Dataset records
******

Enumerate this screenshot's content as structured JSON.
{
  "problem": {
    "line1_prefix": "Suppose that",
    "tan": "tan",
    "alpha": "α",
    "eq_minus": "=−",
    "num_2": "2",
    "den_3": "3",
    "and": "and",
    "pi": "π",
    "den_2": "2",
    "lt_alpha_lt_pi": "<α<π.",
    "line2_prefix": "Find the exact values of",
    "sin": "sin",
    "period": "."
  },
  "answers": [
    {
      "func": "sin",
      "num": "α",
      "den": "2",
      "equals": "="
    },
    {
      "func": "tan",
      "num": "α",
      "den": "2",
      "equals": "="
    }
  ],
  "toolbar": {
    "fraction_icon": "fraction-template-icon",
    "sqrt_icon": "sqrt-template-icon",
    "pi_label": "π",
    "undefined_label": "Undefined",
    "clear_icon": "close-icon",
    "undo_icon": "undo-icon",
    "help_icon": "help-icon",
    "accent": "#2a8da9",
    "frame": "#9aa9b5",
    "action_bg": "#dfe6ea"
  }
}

******

What you need to do: Transcribe all lines as written.

Exercise output:
Enumerate this screenshot's content as structured JSON.
{
  "problem": {
    "line1_prefix": "Suppose that",
    "tan": "tan",
    "alpha": "α",
    "eq_minus": "=−",
    "num_2": "2",
    "den_3": "3",
    "and": "and",
    "pi": "π",
    "den_2": "2",
    "lt_alpha_lt_pi": "<α<π.",
    "line2_prefix": "Find the exact values of",
    "sin": "sin",
    "period": "."
  },
  "answers": [
    {
      "func": "sin",
      "num": "α",
      "den": "2",
      "equals": "="
    },
    {
      "func": "tan",
      "num": "α",
      "den": "2",
      "equals": "="
    }
  ],
  "toolbar": {
    "fraction_icon": "fraction-template-icon",
    "sqrt_icon": "sqrt-template-icon",
    "pi_label": "π",
    "undefined_label": "Undefined",
    "clear_icon": "close-icon",
    "undo_icon": "undo-icon",
    "help_icon": "help-icon",
    "accent": "#2a8da9",
    "frame": "#9aa9b5",
    "action_bg": "#dfe6ea"
  }
}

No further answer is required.